---- DATA LISTING
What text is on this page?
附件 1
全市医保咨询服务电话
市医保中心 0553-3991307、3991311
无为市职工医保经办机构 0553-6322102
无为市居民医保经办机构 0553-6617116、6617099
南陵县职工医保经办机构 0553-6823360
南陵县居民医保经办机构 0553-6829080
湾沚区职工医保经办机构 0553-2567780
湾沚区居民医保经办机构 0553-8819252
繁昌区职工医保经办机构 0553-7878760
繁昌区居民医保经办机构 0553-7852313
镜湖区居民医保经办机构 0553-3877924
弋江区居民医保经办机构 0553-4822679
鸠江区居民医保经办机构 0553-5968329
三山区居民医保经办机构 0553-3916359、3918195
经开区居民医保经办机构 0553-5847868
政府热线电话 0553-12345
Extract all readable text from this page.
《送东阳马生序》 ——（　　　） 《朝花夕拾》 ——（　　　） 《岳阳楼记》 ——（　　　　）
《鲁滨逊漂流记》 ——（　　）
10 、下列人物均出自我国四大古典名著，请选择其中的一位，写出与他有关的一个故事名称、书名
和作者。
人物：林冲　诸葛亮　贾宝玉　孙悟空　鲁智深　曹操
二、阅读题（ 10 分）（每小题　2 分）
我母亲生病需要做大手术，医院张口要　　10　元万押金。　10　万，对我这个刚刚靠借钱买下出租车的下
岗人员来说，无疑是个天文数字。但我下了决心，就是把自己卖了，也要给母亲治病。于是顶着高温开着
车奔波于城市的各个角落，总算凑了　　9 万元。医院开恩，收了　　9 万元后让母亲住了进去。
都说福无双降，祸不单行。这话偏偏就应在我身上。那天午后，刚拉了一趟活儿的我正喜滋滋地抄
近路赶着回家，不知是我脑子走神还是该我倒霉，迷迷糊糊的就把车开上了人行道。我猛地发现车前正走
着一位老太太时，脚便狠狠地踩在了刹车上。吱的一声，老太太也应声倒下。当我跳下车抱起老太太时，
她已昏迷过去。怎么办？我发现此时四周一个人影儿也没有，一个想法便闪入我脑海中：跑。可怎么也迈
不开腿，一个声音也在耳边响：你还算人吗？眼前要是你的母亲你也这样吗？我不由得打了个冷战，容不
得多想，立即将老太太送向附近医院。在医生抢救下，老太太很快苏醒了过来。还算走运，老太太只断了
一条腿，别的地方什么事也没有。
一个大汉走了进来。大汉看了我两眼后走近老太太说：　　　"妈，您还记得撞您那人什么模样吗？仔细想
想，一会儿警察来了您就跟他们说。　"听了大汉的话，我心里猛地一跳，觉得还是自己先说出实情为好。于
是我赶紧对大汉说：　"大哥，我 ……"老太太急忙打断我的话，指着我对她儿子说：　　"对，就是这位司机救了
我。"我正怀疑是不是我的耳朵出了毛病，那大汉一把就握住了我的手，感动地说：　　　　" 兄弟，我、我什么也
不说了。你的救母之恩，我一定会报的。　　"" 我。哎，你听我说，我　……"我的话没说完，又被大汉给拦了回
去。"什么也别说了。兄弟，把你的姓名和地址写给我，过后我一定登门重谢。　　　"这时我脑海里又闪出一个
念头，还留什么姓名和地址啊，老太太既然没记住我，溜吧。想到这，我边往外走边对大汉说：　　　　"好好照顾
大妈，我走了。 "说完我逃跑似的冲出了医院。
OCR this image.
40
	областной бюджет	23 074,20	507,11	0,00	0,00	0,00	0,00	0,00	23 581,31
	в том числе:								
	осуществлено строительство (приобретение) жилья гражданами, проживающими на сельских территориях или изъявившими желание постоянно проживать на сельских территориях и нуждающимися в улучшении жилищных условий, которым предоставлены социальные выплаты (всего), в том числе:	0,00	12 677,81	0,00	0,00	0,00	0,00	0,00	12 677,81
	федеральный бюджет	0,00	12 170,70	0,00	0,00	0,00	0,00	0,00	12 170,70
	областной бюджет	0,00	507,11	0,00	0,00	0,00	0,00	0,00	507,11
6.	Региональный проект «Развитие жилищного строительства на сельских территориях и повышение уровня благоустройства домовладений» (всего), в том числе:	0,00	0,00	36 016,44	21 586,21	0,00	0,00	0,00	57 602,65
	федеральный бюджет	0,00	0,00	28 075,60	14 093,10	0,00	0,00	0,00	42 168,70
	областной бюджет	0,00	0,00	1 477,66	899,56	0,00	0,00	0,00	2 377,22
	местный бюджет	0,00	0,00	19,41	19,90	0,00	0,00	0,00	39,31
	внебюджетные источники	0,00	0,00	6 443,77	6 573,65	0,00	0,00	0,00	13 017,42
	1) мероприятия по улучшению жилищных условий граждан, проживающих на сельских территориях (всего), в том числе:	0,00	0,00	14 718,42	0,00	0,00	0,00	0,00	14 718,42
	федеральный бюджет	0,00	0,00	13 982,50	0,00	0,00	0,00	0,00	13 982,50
--------
Transcribe the data above in full, exactly.

What text is on this page?
附件 1
全市医保咨询服务电话
市医保中心 0553-3991307、3991311
无为市职工医保经办机构 0553-6322102
无为市居民医保经办机构 0553-6617116、6617099
南陵县职工医保经办机构 0553-6823360
南陵县居民医保经办机构 0553-6829080
湾沚区职工医保经办机构 0553-2567780
湾沚区居民医保经办机构 0553-8819252
繁昌区职工医保经办机构 0553-7878760
繁昌区居民医保经办机构 0553-7852313
镜湖区居民医保经办机构 0553-3877924
弋江区居民医保经办机构 0553-4822679
鸠江区居民医保经办机构 0553-5968329
三山区居民医保经办机构 0553-3916359、3918195
经开区居民医保经办机构 0553-5847868
政府热线电话 0553-12345
Extract all readable text from this page.
《送东阳马生序》 ——（　　　） 《朝花夕拾》 ——（　　　） 《岳阳楼记》 ——（　　　　）
《鲁滨逊漂流记》 ——（　　）
10 、下列人物均出自我国四大古典名著，请选择其中的一位，写出与他有关的一个故事名称、书名
和作者。
人物：林冲　诸葛亮　贾宝玉　孙悟空　鲁智深　曹操
二、阅读题（ 10 分）（每小题　2 分）
我母亲生病需要做大手术，医院张口要　　10　元万押金。　10　万，对我这个刚刚靠借钱买下出租车的下
岗人员来说，无疑是个天文数字。但我下了决心，就是把自己卖了，也要给母亲治病。于是顶着高温开着
车奔波于城市的各个角落，总算凑了　　9 万元。医院开恩，收了　　9 万元后让母亲住了进去。
都说福无双降，祸不单行。这话偏偏就应在我身上。那天午后，刚拉了一趟活儿的我正喜滋滋地抄
近路赶着回家，不知是我脑子走神还是该我倒霉，迷迷糊糊的就把车开上了人行道。我猛地发现车前正走
着一位老太太时，脚便狠狠地踩在了刹车上。吱的一声，老太太也应声倒下。当我跳下车抱起老太太时，
她已昏迷过去。怎么办？我发现此时四周一个人影儿也没有，一个想法便闪入我脑海中：跑。可怎么也迈
不开腿，一个声音也在耳边响：你还算人吗？眼前要是你的母亲你也这样吗？我不由得打了个冷战，容不
得多想，立即将老太太送向附近医院。在医生抢救下，老太太很快苏醒了过来。还算走运，老太太只断了
一条腿，别的地方什么事也没有。
一个大汉走了进来。大汉看了我两眼后走近老太太说：　　　"妈，您还记得撞您那人什么模样吗？仔细想
想，一会儿警察来了您就跟他们说。　"听了大汉的话，我心里猛地一跳，觉得还是自己先说出实情为好。于
是我赶紧对大汉说：　"大哥，我 ……"老太太急忙打断我的话，指着我对她儿子说：　　"对，就是这位司机救了
我。"我正怀疑是不是我的耳朵出了毛病，那大汉一把就握住了我的手，感动地说：　　　　" 兄弟，我、我什么也
不说了。你的救母之恩，我一定会报的。　　"" 我。哎，你听我说，我　……"我的话没说完，又被大汉给拦了回
去。"什么也别说了。兄弟，把你的姓名和地址写给我，过后我一定登门重谢。　　　"这时我脑海里又闪出一个
念头，还留什么姓名和地址啊，老太太既然没记住我，溜吧。想到这，我边往外走边对大汉说：　　　　"好好照顾
大妈，我走了。 "说完我逃跑似的冲出了医院。
OCR this image.
40
	областной бюджет	23 074,20	507,11	0,00	0,00	0,00	0,00	0,00	23 581,31
	в том числе:								
	осуществлено строительство (приобретение) жилья гражданами, проживающими на сельских территориях или изъявившими желание постоянно проживать на сельских территориях и нуждающимися в улучшении жилищных условий, которым предоставлены социальные выплаты (всего), в том числе:	0,00	12 677,81	0,00	0,00	0,00	0,00	0,00	12 677,81
	федеральный бюджет	0,00	12 170,70	0,00	0,00	0,00	0,00	0,00	12 170,70
	областной бюджет	0,00	507,11	0,00	0,00	0,00	0,00	0,00	507,11
6.	Региональный проект «Развитие жилищного строительства на сельских территориях и повышение уровня благоустройства домовладений» (всего), в том числе:	0,00	0,00	36 016,44	21 586,21	0,00	0,00	0,00	57 602,65
	федеральный бюджет	0,00	0,00	28 075,60	14 093,10	0,00	0,00	0,00	42 168,70
	областной бюджет	0,00	0,00	1 477,66	899,56	0,00	0,00	0,00	2 377,22
	местный бюджет	0,00	0,00	19,41	19,90	0,00	0,00	0,00	39,31
	внебюджетные источники	0,00	0,00	6 443,77	6 573,65	0,00	0,00	0,00	13 017,42
	1) мероприятия по улучшению жилищных условий граждан, проживающих на сельских территориях (всего), в том числе:	0,00	0,00	14 718,42	0,00	0,00	0,00	0,00	14 718,42
	федеральный бюджет	0,00	0,00	13 982,50	0,00	0,00	0,00	0,00	13 982,50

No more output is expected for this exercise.